:: Stated exercise ::
Look through the entries below and report how many lines hold the string "this". Only the number is wanted.

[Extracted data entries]
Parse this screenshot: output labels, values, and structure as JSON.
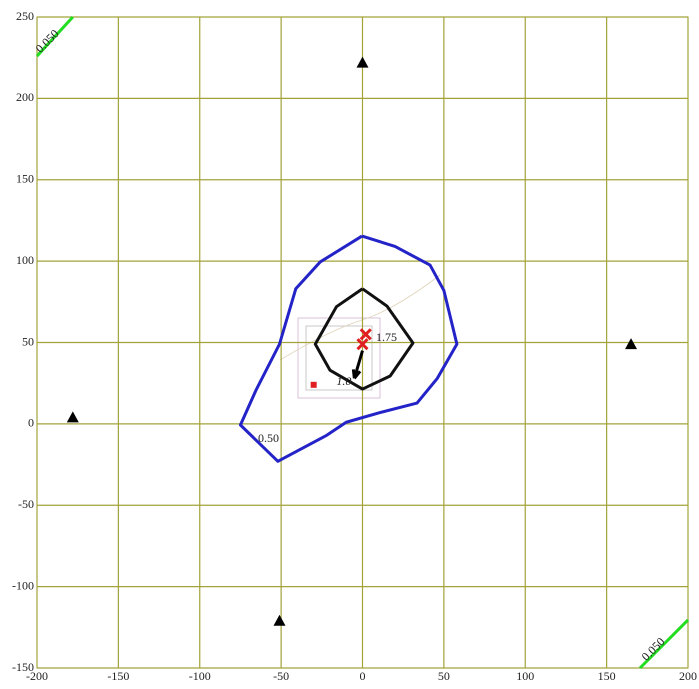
{
  "chart_data": {
    "type": "contour",
    "xlim": [
      -200,
      200
    ],
    "ylim": [
      -150,
      250
    ],
    "xticks": [
      -200,
      -150,
      -100,
      -50,
      0,
      50,
      100,
      150,
      200
    ],
    "yticks": [
      -150,
      -100,
      -50,
      0,
      50,
      100,
      150,
      200,
      250
    ],
    "grid": true,
    "grid_color": "#a3a33a",
    "contours": [
      {
        "label": "0.50",
        "color": "#2323c8",
        "x": [
          -0.3,
          20,
          41.5,
          50,
          58,
          46,
          33.5,
          11,
          -10,
          -22,
          -52,
          -75,
          -65.4,
          -51,
          -41,
          -26,
          -0.3
        ],
        "y": [
          115.4,
          109,
          97.6,
          82,
          49,
          28,
          12.8,
          7,
          1,
          -7,
          -23,
          -0.7,
          20.8,
          49,
          83,
          99.5,
          115.4
        ]
      },
      {
        "label": "1.75",
        "color": "#111111",
        "x": [
          0,
          15,
          31,
          17,
          0,
          -20,
          -29,
          -16,
          0
        ],
        "y": [
          83,
          72.4,
          49.7,
          29.4,
          21.4,
          33,
          49,
          72,
          83
        ]
      },
      {
        "label": "0.050",
        "color": "#22dd22",
        "x": [
          -200,
          -178
        ],
        "y": [
          226,
          250
        ]
      },
      {
        "label": "0.050",
        "color": "#22dd22",
        "x": [
          170.5,
          200
        ],
        "y": [
          -150,
          -120.5
        ]
      }
    ],
    "stations": {
      "x": [
        -178,
        0,
        165,
        -51
      ],
      "y": [
        4,
        222,
        49,
        -121
      ],
      "color": "#000000"
    },
    "peaks": {
      "x": [
        2,
        0
      ],
      "y": [
        55,
        49
      ],
      "color": "#e02020"
    },
    "source": {
      "x": -30,
      "y": 24,
      "color": "#e02020"
    },
    "arrow": {
      "label": "1.0",
      "x": [
        0,
        -5
      ],
      "y": [
        45,
        28
      ]
    }
  }
}
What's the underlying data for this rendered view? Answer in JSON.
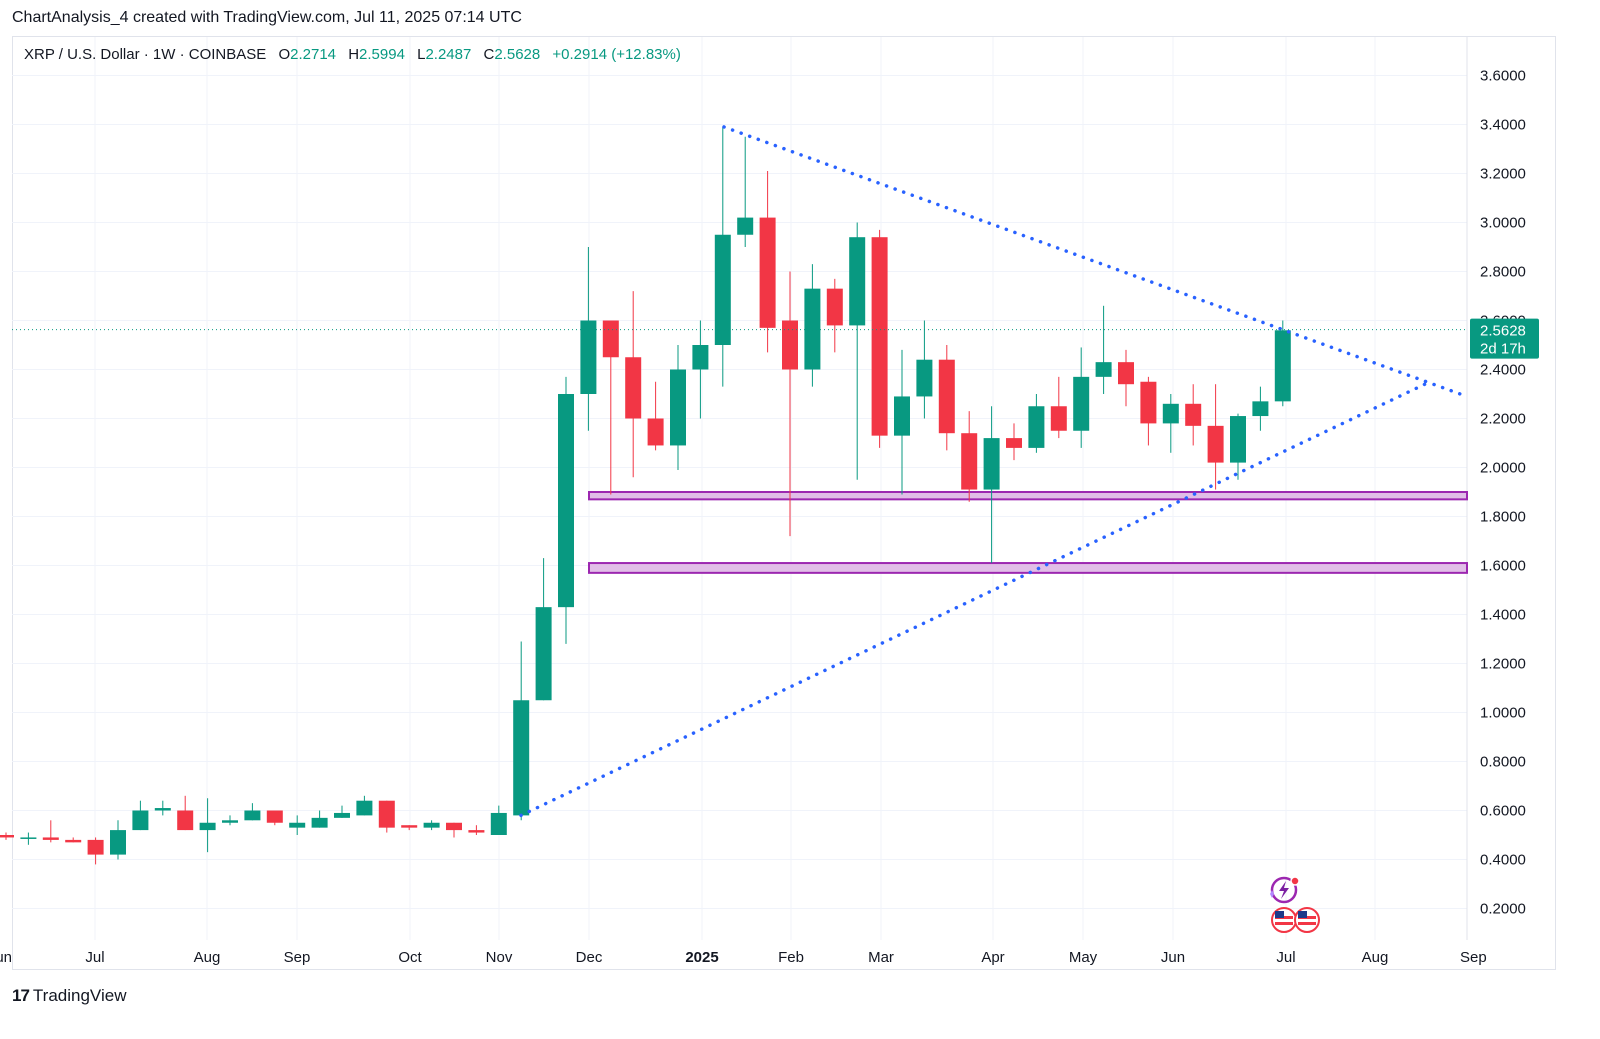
{
  "caption": "ChartAnalysis_4 created with TradingView.com, Jul 11, 2025 07:14 UTC",
  "legend": {
    "symbol": "XRP / U.S. Dollar · 1W · COINBASE",
    "open_label": "O",
    "open": "2.2714",
    "high_label": "H",
    "high": "2.5994",
    "low_label": "L",
    "low": "2.2487",
    "close_label": "C",
    "close": "2.5628",
    "change": "+0.2914 (+12.83%)"
  },
  "price_tag": {
    "price": "2.5628",
    "countdown": "2d 17h"
  },
  "brand": "TradingView",
  "icons": [
    "tradingview-logo-icon",
    "lightning-icon",
    "us-flag-icon"
  ],
  "colors": {
    "up": "#089981",
    "down": "#f23645",
    "trendline": "#2962ff",
    "zone": "#9c27b0",
    "zone_fill": "#e1bee7"
  },
  "chart_data": {
    "type": "candlestick",
    "title": "XRP / U.S. Dollar · 1W · COINBASE",
    "x_tick_labels": [
      "Jun",
      "Jul",
      "Aug",
      "Sep",
      "Oct",
      "Nov",
      "Dec",
      "2025",
      "Feb",
      "Mar",
      "Apr",
      "May",
      "Jun",
      "Jul",
      "Aug",
      "Sep"
    ],
    "y_tick_labels": [
      "0.2000",
      "0.4000",
      "0.6000",
      "0.8000",
      "1.0000",
      "1.2000",
      "1.4000",
      "1.6000",
      "1.8000",
      "2.0000",
      "2.2000",
      "2.4000",
      "2.6000",
      "2.8000",
      "3.0000",
      "3.2000",
      "3.4000",
      "3.6000"
    ],
    "ylim": [
      0.06,
      3.75
    ],
    "grid": true,
    "candles": [
      {
        "o": 0.5,
        "h": 0.51,
        "l": 0.48,
        "c": 0.49
      },
      {
        "o": 0.49,
        "h": 0.51,
        "l": 0.46,
        "c": 0.49
      },
      {
        "o": 0.49,
        "h": 0.56,
        "l": 0.47,
        "c": 0.48
      },
      {
        "o": 0.48,
        "h": 0.49,
        "l": 0.47,
        "c": 0.47
      },
      {
        "o": 0.48,
        "h": 0.49,
        "l": 0.38,
        "c": 0.42
      },
      {
        "o": 0.42,
        "h": 0.56,
        "l": 0.4,
        "c": 0.52
      },
      {
        "o": 0.52,
        "h": 0.64,
        "l": 0.52,
        "c": 0.6
      },
      {
        "o": 0.6,
        "h": 0.64,
        "l": 0.58,
        "c": 0.61
      },
      {
        "o": 0.6,
        "h": 0.66,
        "l": 0.52,
        "c": 0.52
      },
      {
        "o": 0.52,
        "h": 0.65,
        "l": 0.43,
        "c": 0.55
      },
      {
        "o": 0.55,
        "h": 0.58,
        "l": 0.54,
        "c": 0.56
      },
      {
        "o": 0.56,
        "h": 0.63,
        "l": 0.56,
        "c": 0.6
      },
      {
        "o": 0.6,
        "h": 0.6,
        "l": 0.54,
        "c": 0.55
      },
      {
        "o": 0.53,
        "h": 0.58,
        "l": 0.5,
        "c": 0.55
      },
      {
        "o": 0.53,
        "h": 0.6,
        "l": 0.53,
        "c": 0.57
      },
      {
        "o": 0.57,
        "h": 0.62,
        "l": 0.57,
        "c": 0.59
      },
      {
        "o": 0.58,
        "h": 0.66,
        "l": 0.58,
        "c": 0.64
      },
      {
        "o": 0.64,
        "h": 0.64,
        "l": 0.51,
        "c": 0.53
      },
      {
        "o": 0.54,
        "h": 0.54,
        "l": 0.52,
        "c": 0.53
      },
      {
        "o": 0.53,
        "h": 0.56,
        "l": 0.52,
        "c": 0.55
      },
      {
        "o": 0.55,
        "h": 0.55,
        "l": 0.49,
        "c": 0.52
      },
      {
        "o": 0.52,
        "h": 0.54,
        "l": 0.5,
        "c": 0.51
      },
      {
        "o": 0.5,
        "h": 0.62,
        "l": 0.5,
        "c": 0.59
      },
      {
        "o": 0.58,
        "h": 1.29,
        "l": 0.56,
        "c": 1.05
      },
      {
        "o": 1.05,
        "h": 1.63,
        "l": 1.05,
        "c": 1.43
      },
      {
        "o": 1.43,
        "h": 2.37,
        "l": 1.28,
        "c": 2.3
      },
      {
        "o": 2.3,
        "h": 2.9,
        "l": 2.15,
        "c": 2.6
      },
      {
        "o": 2.6,
        "h": 2.6,
        "l": 1.89,
        "c": 2.45
      },
      {
        "o": 2.45,
        "h": 2.72,
        "l": 1.96,
        "c": 2.2
      },
      {
        "o": 2.2,
        "h": 2.35,
        "l": 2.07,
        "c": 2.09
      },
      {
        "o": 2.09,
        "h": 2.5,
        "l": 1.99,
        "c": 2.4
      },
      {
        "o": 2.4,
        "h": 2.6,
        "l": 2.2,
        "c": 2.5
      },
      {
        "o": 2.5,
        "h": 3.39,
        "l": 2.33,
        "c": 2.95
      },
      {
        "o": 2.95,
        "h": 3.35,
        "l": 2.9,
        "c": 3.02
      },
      {
        "o": 3.02,
        "h": 3.21,
        "l": 2.47,
        "c": 2.57
      },
      {
        "o": 2.6,
        "h": 2.8,
        "l": 1.72,
        "c": 2.4
      },
      {
        "o": 2.4,
        "h": 2.83,
        "l": 2.33,
        "c": 2.73
      },
      {
        "o": 2.73,
        "h": 2.77,
        "l": 2.47,
        "c": 2.58
      },
      {
        "o": 2.58,
        "h": 3.0,
        "l": 1.95,
        "c": 2.94
      },
      {
        "o": 2.94,
        "h": 2.97,
        "l": 2.08,
        "c": 2.13
      },
      {
        "o": 2.13,
        "h": 2.48,
        "l": 1.89,
        "c": 2.29
      },
      {
        "o": 2.29,
        "h": 2.6,
        "l": 2.2,
        "c": 2.44
      },
      {
        "o": 2.44,
        "h": 2.5,
        "l": 2.07,
        "c": 2.14
      },
      {
        "o": 2.14,
        "h": 2.23,
        "l": 1.86,
        "c": 1.91
      },
      {
        "o": 1.91,
        "h": 2.25,
        "l": 1.61,
        "c": 2.12
      },
      {
        "o": 2.12,
        "h": 2.18,
        "l": 2.03,
        "c": 2.08
      },
      {
        "o": 2.08,
        "h": 2.3,
        "l": 2.06,
        "c": 2.25
      },
      {
        "o": 2.25,
        "h": 2.37,
        "l": 2.12,
        "c": 2.15
      },
      {
        "o": 2.15,
        "h": 2.49,
        "l": 2.08,
        "c": 2.37
      },
      {
        "o": 2.37,
        "h": 2.66,
        "l": 2.3,
        "c": 2.43
      },
      {
        "o": 2.43,
        "h": 2.48,
        "l": 2.25,
        "c": 2.34
      },
      {
        "o": 2.35,
        "h": 2.37,
        "l": 2.09,
        "c": 2.18
      },
      {
        "o": 2.18,
        "h": 2.3,
        "l": 2.06,
        "c": 2.26
      },
      {
        "o": 2.26,
        "h": 2.34,
        "l": 2.09,
        "c": 2.17
      },
      {
        "o": 2.17,
        "h": 2.34,
        "l": 1.91,
        "c": 2.02
      },
      {
        "o": 2.02,
        "h": 2.22,
        "l": 1.95,
        "c": 2.21
      },
      {
        "o": 2.21,
        "h": 2.33,
        "l": 2.15,
        "c": 2.27
      },
      {
        "o": 2.27,
        "h": 2.6,
        "l": 2.25,
        "c": 2.56
      }
    ],
    "current_price": 2.5628,
    "trendlines": [
      {
        "name": "descending",
        "from_price": 3.39,
        "to_price": 2.29
      },
      {
        "name": "ascending",
        "from_price": 0.58,
        "to_price": 2.35
      }
    ],
    "zones": [
      {
        "low": 1.87,
        "high": 1.9
      },
      {
        "low": 1.57,
        "high": 1.61
      }
    ]
  }
}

:: Exercise output ::
2